WRITTEN PROBLEM -
Scan the lines below for the string "this" and report how many lines contain it, giving only the number.

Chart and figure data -
══════════════════════════════

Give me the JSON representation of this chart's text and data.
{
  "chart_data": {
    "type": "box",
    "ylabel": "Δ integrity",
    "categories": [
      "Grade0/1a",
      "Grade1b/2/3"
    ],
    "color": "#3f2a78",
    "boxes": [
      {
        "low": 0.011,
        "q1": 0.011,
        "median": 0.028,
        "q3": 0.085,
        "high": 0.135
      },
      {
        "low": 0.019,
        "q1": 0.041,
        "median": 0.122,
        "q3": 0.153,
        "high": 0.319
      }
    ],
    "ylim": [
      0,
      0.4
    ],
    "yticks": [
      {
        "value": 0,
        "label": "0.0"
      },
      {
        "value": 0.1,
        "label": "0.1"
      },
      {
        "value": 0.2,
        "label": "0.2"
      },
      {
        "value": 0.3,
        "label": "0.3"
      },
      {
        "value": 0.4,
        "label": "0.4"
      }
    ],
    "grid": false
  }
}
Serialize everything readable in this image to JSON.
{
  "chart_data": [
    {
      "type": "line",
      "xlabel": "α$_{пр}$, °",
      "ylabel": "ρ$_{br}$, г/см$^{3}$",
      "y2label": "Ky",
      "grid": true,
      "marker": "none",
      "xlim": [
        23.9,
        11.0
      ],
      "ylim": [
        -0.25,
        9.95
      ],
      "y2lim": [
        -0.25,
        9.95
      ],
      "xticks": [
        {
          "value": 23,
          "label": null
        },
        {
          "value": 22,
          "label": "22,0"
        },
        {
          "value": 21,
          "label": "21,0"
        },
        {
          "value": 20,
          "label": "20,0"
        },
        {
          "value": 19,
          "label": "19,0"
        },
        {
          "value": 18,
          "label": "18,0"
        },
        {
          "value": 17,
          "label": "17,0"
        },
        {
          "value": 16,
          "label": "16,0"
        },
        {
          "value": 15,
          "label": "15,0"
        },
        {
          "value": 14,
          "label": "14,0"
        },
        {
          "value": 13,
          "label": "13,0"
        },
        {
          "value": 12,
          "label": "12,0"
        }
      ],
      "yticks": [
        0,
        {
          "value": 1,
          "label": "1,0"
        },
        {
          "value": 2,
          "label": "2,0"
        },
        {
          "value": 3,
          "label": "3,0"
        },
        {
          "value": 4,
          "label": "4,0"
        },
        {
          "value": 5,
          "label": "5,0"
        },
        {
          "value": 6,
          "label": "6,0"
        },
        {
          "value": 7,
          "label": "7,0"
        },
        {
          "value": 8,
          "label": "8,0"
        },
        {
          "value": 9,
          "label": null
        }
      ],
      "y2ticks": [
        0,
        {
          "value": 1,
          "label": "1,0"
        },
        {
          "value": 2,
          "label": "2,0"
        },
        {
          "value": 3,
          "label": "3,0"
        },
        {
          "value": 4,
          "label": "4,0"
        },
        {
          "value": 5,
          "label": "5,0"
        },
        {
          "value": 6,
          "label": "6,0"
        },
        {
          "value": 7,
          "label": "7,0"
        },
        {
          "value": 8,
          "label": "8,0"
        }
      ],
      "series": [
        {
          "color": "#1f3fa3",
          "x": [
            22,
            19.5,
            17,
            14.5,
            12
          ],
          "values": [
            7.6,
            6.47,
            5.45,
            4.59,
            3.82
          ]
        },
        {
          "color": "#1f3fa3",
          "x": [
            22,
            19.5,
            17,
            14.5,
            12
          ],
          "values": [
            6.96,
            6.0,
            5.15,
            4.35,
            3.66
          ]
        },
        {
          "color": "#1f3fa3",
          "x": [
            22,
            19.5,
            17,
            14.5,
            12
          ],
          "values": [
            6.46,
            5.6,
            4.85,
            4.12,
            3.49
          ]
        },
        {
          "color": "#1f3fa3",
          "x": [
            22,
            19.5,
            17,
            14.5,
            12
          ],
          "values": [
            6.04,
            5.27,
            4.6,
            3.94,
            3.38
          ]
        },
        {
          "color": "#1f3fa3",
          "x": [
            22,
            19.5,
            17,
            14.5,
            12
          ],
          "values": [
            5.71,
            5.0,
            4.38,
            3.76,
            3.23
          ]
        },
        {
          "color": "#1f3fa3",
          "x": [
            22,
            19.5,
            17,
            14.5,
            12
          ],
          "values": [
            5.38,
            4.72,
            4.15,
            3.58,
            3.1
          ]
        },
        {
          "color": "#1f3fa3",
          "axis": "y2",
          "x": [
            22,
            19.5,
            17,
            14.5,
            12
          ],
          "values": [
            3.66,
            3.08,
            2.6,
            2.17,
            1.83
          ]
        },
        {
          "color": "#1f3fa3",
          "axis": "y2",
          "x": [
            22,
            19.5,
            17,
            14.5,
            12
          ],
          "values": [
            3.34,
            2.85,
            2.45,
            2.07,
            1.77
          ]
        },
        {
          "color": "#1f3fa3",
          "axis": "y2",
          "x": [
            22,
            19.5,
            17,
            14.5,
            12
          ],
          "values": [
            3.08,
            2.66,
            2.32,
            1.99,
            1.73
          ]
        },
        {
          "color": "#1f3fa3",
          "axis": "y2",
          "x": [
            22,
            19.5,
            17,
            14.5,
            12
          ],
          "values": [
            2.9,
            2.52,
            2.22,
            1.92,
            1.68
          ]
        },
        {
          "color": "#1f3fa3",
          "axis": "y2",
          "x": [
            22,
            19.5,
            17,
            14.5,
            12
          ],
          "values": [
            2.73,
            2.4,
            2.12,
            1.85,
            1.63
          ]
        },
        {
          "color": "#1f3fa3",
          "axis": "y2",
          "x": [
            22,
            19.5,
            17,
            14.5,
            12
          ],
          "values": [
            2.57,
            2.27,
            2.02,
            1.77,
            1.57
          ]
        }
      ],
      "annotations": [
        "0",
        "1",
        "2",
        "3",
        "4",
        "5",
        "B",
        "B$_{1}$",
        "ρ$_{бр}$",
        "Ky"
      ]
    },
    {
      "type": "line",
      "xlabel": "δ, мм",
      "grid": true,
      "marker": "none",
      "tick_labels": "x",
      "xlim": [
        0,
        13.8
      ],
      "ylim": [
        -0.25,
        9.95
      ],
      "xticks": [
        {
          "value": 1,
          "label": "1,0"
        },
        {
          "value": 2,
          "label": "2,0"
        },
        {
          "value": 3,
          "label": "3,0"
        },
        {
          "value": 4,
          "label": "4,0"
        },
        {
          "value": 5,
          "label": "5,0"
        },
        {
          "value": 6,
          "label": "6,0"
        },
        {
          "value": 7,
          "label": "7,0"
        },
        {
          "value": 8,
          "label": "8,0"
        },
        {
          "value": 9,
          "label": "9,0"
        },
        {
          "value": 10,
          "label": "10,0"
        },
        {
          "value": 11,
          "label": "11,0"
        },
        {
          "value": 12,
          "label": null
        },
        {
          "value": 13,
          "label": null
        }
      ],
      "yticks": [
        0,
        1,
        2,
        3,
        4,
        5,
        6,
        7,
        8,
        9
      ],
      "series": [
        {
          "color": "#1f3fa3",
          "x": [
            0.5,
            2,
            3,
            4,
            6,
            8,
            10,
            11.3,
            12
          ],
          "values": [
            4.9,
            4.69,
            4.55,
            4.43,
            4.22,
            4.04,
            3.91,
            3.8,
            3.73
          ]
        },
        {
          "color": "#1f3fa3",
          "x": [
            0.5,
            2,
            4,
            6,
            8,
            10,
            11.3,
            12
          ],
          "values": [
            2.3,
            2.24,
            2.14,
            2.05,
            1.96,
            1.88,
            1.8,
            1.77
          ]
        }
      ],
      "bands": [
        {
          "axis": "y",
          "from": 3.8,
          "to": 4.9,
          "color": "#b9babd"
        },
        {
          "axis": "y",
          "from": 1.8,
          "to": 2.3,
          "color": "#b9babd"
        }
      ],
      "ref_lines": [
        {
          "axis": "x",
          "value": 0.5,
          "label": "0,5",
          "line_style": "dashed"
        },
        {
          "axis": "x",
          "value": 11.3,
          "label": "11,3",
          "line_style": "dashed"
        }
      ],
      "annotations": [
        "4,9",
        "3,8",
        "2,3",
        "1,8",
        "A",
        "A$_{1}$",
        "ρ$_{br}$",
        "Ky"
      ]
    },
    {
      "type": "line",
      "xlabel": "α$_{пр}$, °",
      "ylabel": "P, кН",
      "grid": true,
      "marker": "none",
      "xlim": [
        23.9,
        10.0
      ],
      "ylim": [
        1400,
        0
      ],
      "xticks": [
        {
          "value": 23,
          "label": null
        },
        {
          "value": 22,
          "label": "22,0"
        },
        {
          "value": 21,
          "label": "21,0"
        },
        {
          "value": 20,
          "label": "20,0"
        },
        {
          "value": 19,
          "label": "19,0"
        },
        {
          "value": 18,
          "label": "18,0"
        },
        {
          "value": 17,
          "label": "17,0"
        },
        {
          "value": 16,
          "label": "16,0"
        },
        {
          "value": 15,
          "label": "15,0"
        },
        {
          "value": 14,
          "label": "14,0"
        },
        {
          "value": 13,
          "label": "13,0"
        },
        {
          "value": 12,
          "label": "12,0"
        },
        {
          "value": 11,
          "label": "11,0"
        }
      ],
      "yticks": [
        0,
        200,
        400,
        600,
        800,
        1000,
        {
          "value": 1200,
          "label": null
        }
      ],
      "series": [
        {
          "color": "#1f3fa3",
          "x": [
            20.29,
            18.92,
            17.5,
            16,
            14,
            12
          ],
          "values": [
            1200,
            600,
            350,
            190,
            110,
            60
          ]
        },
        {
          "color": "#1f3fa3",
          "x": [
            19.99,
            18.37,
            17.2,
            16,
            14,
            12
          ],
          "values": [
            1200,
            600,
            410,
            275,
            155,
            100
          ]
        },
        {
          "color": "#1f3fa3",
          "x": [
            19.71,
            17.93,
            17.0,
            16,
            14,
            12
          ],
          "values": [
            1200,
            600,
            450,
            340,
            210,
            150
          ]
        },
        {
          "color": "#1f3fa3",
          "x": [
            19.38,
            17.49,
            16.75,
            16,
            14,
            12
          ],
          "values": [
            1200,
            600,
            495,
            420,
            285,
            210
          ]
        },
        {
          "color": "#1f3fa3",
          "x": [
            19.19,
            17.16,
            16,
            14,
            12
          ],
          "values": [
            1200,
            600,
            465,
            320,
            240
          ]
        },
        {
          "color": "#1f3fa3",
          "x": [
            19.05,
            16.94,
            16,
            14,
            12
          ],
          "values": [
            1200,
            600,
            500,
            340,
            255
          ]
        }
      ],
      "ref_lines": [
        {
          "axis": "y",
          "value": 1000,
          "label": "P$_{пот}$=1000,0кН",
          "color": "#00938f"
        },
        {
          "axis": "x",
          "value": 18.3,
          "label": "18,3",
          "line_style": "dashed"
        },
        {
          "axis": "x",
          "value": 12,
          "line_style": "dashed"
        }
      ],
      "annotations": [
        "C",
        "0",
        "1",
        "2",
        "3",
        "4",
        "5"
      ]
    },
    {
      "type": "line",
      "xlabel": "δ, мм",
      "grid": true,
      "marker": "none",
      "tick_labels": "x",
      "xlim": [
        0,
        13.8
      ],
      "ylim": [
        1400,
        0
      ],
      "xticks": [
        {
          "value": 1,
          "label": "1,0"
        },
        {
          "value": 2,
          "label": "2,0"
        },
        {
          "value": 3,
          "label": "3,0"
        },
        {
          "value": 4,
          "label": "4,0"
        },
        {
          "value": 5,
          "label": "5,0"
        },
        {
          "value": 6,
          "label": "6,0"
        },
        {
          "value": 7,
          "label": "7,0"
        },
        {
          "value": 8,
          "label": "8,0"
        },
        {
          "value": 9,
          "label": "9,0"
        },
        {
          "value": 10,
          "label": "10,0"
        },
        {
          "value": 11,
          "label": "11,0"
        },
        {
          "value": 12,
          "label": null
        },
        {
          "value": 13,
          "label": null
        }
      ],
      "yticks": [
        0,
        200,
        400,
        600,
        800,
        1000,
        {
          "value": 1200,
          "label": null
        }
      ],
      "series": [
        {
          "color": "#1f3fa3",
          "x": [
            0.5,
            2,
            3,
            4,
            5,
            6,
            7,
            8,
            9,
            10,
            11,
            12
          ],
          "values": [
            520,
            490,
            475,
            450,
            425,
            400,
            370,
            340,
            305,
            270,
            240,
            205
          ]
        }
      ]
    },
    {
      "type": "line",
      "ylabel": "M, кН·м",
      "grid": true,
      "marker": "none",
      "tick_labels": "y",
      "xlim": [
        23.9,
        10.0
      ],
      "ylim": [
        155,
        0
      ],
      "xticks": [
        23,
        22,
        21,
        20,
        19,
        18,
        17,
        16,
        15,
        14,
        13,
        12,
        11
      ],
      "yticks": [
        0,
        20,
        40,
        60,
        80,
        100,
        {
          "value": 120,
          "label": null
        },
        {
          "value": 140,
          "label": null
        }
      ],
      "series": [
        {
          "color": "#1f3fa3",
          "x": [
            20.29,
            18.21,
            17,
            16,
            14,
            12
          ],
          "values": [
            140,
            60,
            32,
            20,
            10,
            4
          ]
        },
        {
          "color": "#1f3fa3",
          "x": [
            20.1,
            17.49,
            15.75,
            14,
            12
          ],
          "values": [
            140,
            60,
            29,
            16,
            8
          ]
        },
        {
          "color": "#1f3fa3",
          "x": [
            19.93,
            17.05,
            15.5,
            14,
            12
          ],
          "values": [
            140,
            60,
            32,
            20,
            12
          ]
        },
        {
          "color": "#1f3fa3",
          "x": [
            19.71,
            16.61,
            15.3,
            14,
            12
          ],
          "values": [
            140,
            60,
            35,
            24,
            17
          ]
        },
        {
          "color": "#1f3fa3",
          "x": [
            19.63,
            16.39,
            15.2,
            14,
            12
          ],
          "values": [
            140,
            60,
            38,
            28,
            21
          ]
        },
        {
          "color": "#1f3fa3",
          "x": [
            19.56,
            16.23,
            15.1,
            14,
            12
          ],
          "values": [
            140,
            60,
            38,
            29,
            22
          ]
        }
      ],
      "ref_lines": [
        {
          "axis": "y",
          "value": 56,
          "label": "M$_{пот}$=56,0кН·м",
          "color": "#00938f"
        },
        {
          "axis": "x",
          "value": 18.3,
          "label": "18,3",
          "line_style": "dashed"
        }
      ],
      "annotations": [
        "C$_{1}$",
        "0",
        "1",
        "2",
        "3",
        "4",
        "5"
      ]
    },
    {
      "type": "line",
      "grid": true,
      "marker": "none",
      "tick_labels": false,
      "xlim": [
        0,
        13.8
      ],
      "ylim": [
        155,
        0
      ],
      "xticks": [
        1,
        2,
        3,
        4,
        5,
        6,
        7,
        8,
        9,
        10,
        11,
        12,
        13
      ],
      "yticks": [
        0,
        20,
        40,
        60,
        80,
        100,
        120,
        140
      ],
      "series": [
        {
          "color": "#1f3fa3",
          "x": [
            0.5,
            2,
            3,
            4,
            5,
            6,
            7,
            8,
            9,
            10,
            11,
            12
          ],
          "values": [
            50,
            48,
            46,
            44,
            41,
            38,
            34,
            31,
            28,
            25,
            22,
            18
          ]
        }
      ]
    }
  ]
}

══════════════════════════════

EXERCISE ANSWER -
2